TASK TO COMPLETE: Reproduce all of the data exactly.

RECORDS TO USE:
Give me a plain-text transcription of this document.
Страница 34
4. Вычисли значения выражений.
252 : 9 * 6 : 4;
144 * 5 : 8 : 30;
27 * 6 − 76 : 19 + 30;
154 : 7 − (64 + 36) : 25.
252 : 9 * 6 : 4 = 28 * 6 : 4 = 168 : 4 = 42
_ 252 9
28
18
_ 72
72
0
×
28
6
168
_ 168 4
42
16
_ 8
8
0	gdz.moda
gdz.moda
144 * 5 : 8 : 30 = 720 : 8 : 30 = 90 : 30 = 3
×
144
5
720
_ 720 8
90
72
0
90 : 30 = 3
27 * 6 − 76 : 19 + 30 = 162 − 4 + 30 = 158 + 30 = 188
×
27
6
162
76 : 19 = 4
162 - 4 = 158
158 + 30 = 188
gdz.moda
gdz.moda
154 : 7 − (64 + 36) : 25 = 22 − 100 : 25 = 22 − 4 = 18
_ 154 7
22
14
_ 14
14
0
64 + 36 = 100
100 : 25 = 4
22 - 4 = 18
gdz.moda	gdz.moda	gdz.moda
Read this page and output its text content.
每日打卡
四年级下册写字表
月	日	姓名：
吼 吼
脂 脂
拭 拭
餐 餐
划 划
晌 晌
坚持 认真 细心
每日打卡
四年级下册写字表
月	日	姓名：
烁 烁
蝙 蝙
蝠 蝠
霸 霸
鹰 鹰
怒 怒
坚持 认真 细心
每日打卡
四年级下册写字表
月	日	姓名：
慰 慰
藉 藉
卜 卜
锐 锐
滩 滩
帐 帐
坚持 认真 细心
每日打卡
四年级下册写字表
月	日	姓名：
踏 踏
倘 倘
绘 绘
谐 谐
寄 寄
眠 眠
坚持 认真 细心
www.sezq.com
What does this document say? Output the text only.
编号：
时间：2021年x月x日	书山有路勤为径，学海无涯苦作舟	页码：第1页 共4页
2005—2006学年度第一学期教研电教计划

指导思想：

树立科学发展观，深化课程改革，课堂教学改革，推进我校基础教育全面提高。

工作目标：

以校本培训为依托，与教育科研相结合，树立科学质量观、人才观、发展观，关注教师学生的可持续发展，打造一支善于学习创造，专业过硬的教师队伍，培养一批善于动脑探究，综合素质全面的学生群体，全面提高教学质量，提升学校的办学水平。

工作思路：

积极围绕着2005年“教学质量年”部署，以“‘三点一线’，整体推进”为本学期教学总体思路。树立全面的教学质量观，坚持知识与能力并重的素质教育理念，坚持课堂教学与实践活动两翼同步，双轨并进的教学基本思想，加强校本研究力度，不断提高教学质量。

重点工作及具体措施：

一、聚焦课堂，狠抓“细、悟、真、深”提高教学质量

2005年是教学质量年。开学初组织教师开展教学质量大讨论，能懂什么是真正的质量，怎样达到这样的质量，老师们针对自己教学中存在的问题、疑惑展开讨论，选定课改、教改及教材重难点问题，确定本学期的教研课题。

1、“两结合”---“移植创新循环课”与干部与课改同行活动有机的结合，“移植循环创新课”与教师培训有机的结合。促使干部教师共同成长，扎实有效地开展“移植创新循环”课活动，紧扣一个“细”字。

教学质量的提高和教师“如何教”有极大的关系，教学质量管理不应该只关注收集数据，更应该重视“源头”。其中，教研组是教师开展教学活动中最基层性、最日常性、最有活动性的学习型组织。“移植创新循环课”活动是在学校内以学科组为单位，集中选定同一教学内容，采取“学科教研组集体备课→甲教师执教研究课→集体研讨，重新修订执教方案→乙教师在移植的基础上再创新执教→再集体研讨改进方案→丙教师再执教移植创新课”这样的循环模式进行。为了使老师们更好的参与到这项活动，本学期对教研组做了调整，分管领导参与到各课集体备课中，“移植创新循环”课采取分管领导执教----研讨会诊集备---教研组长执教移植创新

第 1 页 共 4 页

SOLVED EXERCISE:
Give me a plain-text transcription of this document.
Страница 34
4. Вычисли значения выражений.
252 : 9 * 6 : 4;
144 * 5 : 8 : 30;
27 * 6 − 76 : 19 + 30;
154 : 7 − (64 + 36) : 25.
252 : 9 * 6 : 4 = 28 * 6 : 4 = 168 : 4 = 42
_ 252 9
28
18
_ 72
72
0
×
28
6
168
_ 168 4
42
16
_ 8
8
0	gdz.moda
gdz.moda
144 * 5 : 8 : 30 = 720 : 8 : 30 = 90 : 30 = 3
×
144
5
720
_ 720 8
90
72
0
90 : 30 = 3
27 * 6 − 76 : 19 + 30 = 162 − 4 + 30 = 158 + 30 = 188
×
27
6
162
76 : 19 = 4
162 - 4 = 158
158 + 30 = 188
gdz.moda
gdz.moda
154 : 7 − (64 + 36) : 25 = 22 − 100 : 25 = 22 − 4 = 18
_ 154 7
22
14
_ 14
14
0
64 + 36 = 100
100 : 25 = 4
22 - 4 = 18
gdz.moda	gdz.moda	gdz.moda
Read this page and output its text content.
每日打卡
四年级下册写字表
月	日	姓名：
吼 吼
脂 脂
拭 拭
餐 餐
划 划
晌 晌
坚持 认真 细心
每日打卡
四年级下册写字表
月	日	姓名：
烁 烁
蝙 蝙
蝠 蝠
霸 霸
鹰 鹰
怒 怒
坚持 认真 细心
每日打卡
四年级下册写字表
月	日	姓名：
慰 慰
藉 藉
卜 卜
锐 锐
滩 滩
帐 帐
坚持 认真 细心
每日打卡
四年级下册写字表
月	日	姓名：
踏 踏
倘 倘
绘 绘
谐 谐
寄 寄
眠 眠
坚持 认真 细心
www.sezq.com
What does this document say? Output the text only.
编号：
时间：2021年x月x日	书山有路勤为径，学海无涯苦作舟	页码：第1页 共4页
2005—2006学年度第一学期教研电教计划

指导思想：

树立科学发展观，深化课程改革，课堂教学改革，推进我校基础教育全面提高。

工作目标：

以校本培训为依托，与教育科研相结合，树立科学质量观、人才观、发展观，关注教师学生的可持续发展，打造一支善于学习创造，专业过硬的教师队伍，培养一批善于动脑探究，综合素质全面的学生群体，全面提高教学质量，提升学校的办学水平。

工作思路：

积极围绕着2005年“教学质量年”部署，以“‘三点一线’，整体推进”为本学期教学总体思路。树立全面的教学质量观，坚持知识与能力并重的素质教育理念，坚持课堂教学与实践活动两翼同步，双轨并进的教学基本思想，加强校本研究力度，不断提高教学质量。

重点工作及具体措施：

一、聚焦课堂，狠抓“细、悟、真、深”提高教学质量

2005年是教学质量年。开学初组织教师开展教学质量大讨论，能懂什么是真正的质量，怎样达到这样的质量，老师们针对自己教学中存在的问题、疑惑展开讨论，选定课改、教改及教材重难点问题，确定本学期的教研课题。

1、“两结合”---“移植创新循环课”与干部与课改同行活动有机的结合，“移植循环创新课”与教师培训有机的结合。促使干部教师共同成长，扎实有效地开展“移植创新循环”课活动，紧扣一个“细”字。

教学质量的提高和教师“如何教”有极大的关系，教学质量管理不应该只关注收集数据，更应该重视“源头”。其中，教研组是教师开展教学活动中最基层性、最日常性、最有活动性的学习型组织。“移植创新循环课”活动是在学校内以学科组为单位，集中选定同一教学内容，采取“学科教研组集体备课→甲教师执教研究课→集体研讨，重新修订执教方案→乙教师在移植的基础上再创新执教→再集体研讨改进方案→丙教师再执教移植创新课”这样的循环模式进行。为了使老师们更好的参与到这项活动，本学期对教研组做了调整，分管领导参与到各课集体备课中，“移植创新循环”课采取分管领导执教----研讨会诊集备---教研组长执教移植创新

第 1 页 共 4 页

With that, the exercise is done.